The American Egg Board (AEB) released the Annual Report for Fiscal 2020 outlining programs, achievements and finances. The AEB posted total assets of $10.9 million, down $1.58 million from Fiscal 2019 attributed mainly to a $1.4 million reduction in cash and certificates of deposit.  The decrease was due to the use of cash to offset the $4.18 million excess of expenses over revenue in 2019. Deficits over previous years have resulted in a decline in equity amounting to $2.47 million from 2019 to 2020.

 

Total revenue decreased by $5.7 million from 2019 to $23.7 million in 2020.  The major contributor to the reduction was the decrease in interest income associated with lower rates and a lower holding of certificates of deposit. 


Emily Metz CEO AEB

Total program expenses were reduced by 9.9 percent to $24.94 million.  Consumer Marketing expenditure was reduced by 22.1 percent to $12.6 million with decreases in the three components, Consumer Marketing, Industry Programs, and State Support.  Market Development was relatively stable with a 1.4 percent decline to $7.06 million with increases in Food Service activities offset by reductions in Egg Product Marketing, Exports and Eggs in Schools justified by COVID restrictions. 

 

Total administrative expenses amounted to $1.2 million representing 5.1 percent of revenue.  This compares favorably to fiscal 2019 with an expenditure of $1.6 million or 6.3 percent of revenue.  The difference was attributed to the lower cost of Board meetings using zoom compared to in-person attendance.  Based on the inordinately large Board, the use of remote meetings should be considered for subsequent years as the saving represented $390,000 or close to a third of the administrative expenses category.

- [What the task requires]: Pick up the summary of the American Egg Board's Fiscal 2020 annual report after its last sentence and continue it for one more paragraph.

- [Data for review]:

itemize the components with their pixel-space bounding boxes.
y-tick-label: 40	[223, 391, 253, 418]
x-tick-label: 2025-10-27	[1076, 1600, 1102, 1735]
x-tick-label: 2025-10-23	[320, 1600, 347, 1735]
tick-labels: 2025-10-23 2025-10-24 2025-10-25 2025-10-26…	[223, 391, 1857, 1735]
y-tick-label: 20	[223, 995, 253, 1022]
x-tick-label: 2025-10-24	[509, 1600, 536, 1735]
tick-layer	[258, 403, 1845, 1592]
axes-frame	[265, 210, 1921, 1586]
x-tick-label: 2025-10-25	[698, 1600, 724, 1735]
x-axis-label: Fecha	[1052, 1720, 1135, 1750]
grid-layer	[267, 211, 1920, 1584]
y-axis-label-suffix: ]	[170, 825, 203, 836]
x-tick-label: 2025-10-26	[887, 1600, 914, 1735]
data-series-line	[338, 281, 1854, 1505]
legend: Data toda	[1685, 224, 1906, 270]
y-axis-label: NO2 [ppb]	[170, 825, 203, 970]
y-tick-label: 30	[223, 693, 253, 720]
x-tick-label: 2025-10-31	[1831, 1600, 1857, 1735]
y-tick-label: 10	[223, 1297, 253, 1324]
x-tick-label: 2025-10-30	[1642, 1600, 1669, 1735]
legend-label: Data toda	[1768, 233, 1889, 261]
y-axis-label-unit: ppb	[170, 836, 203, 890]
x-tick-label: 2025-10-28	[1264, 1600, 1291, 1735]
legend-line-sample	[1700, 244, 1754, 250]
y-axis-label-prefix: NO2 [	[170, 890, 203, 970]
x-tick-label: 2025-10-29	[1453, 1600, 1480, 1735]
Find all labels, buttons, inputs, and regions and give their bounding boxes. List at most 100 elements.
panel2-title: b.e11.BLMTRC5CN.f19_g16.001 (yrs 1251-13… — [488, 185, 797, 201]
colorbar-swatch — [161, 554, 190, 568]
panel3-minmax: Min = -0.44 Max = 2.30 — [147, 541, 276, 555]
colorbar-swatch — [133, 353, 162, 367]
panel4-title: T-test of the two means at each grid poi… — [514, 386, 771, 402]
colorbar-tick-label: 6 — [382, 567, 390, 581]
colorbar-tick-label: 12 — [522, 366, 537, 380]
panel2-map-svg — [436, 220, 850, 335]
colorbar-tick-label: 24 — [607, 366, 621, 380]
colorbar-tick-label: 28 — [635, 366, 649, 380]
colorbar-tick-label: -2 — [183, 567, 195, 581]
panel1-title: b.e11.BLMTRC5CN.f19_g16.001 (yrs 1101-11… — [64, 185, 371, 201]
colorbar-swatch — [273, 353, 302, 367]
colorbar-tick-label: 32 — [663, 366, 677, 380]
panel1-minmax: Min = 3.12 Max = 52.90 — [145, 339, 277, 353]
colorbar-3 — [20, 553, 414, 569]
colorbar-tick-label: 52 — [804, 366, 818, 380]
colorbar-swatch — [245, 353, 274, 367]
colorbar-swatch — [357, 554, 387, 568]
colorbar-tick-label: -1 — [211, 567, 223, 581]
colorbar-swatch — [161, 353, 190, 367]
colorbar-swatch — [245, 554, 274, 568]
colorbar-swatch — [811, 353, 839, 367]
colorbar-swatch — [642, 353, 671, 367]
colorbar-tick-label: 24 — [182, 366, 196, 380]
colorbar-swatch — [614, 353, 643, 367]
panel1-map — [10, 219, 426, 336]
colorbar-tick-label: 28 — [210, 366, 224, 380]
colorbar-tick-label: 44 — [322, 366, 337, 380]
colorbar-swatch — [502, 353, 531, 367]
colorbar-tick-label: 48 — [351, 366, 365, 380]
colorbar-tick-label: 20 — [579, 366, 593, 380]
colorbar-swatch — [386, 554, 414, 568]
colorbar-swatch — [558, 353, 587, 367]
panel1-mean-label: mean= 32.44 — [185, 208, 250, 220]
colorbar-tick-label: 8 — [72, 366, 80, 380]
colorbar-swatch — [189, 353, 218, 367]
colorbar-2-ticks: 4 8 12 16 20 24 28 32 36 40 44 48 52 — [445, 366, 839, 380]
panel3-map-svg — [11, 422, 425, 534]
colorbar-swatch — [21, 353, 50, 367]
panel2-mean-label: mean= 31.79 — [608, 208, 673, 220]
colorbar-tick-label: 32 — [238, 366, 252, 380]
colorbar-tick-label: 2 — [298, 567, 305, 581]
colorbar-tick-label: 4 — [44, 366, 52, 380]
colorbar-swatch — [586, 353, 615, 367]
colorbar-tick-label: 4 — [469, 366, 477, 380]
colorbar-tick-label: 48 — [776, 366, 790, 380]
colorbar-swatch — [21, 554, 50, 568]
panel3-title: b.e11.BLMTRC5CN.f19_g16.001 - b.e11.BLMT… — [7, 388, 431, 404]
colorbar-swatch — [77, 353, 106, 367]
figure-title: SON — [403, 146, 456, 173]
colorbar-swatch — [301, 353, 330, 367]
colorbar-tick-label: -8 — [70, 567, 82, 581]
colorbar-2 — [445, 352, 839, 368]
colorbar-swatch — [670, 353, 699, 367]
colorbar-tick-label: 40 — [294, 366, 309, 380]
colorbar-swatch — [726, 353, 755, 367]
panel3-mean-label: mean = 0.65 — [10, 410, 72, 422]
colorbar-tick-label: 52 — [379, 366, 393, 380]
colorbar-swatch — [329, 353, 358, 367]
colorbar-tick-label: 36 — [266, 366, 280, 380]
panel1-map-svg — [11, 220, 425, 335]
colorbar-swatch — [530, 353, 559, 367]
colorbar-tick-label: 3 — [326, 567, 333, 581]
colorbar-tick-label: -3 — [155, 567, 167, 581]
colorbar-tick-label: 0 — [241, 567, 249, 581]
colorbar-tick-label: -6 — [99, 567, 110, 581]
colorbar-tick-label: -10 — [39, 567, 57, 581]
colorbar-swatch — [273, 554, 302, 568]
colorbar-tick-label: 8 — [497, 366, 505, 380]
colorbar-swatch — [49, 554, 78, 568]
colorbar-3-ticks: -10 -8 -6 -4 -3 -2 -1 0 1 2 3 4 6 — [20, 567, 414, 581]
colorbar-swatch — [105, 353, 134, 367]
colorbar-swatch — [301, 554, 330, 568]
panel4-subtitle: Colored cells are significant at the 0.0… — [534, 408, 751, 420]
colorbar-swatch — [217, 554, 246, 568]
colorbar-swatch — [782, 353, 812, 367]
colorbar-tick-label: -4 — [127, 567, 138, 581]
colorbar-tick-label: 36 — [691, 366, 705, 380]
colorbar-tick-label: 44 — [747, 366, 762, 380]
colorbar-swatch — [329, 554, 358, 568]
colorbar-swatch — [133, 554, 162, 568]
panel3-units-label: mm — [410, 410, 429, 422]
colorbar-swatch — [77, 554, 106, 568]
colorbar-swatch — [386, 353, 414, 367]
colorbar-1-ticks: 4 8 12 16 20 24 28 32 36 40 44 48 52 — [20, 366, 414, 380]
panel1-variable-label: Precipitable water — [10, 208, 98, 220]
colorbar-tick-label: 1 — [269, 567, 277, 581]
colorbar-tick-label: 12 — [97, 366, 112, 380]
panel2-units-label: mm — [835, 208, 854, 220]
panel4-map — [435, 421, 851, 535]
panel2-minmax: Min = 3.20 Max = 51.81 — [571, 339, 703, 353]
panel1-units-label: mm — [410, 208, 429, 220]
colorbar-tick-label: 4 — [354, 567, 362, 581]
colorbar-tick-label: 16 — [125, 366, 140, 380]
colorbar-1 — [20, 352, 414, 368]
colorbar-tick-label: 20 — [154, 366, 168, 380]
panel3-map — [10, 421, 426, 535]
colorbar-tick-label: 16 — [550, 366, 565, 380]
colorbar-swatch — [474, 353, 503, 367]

- [Task result]:
 

The important question is how the individual programs including Consumer Marketing, Market Development and Nutrition actually contributed to increased consumption, thereby benefitting the Industry.  This will be the challenge facing the management and the Board as encompassed in the recently devised Strategic Plan.  Egg consumption in 2017 was 282.1 per capita.  In 2021 it is estimated that consumption will increase to 288.2 eggs, a difference of 6.1 eggs or approximately 1.2 percent per year over the period during which approximately $120 million was expended on programs.  We do not know what consumption may have been without the AEB and its activities, given competition from other foods. It is evident that to maintain the confidence and support of the industry, quantitative increases in demand will be required. Since assessment income represents over 99 percent of revenue, it will be incumbent on management to justify programs that will collectively impose a cost of 0.3 cents per dozen over 8.3 billion dozen in 2021.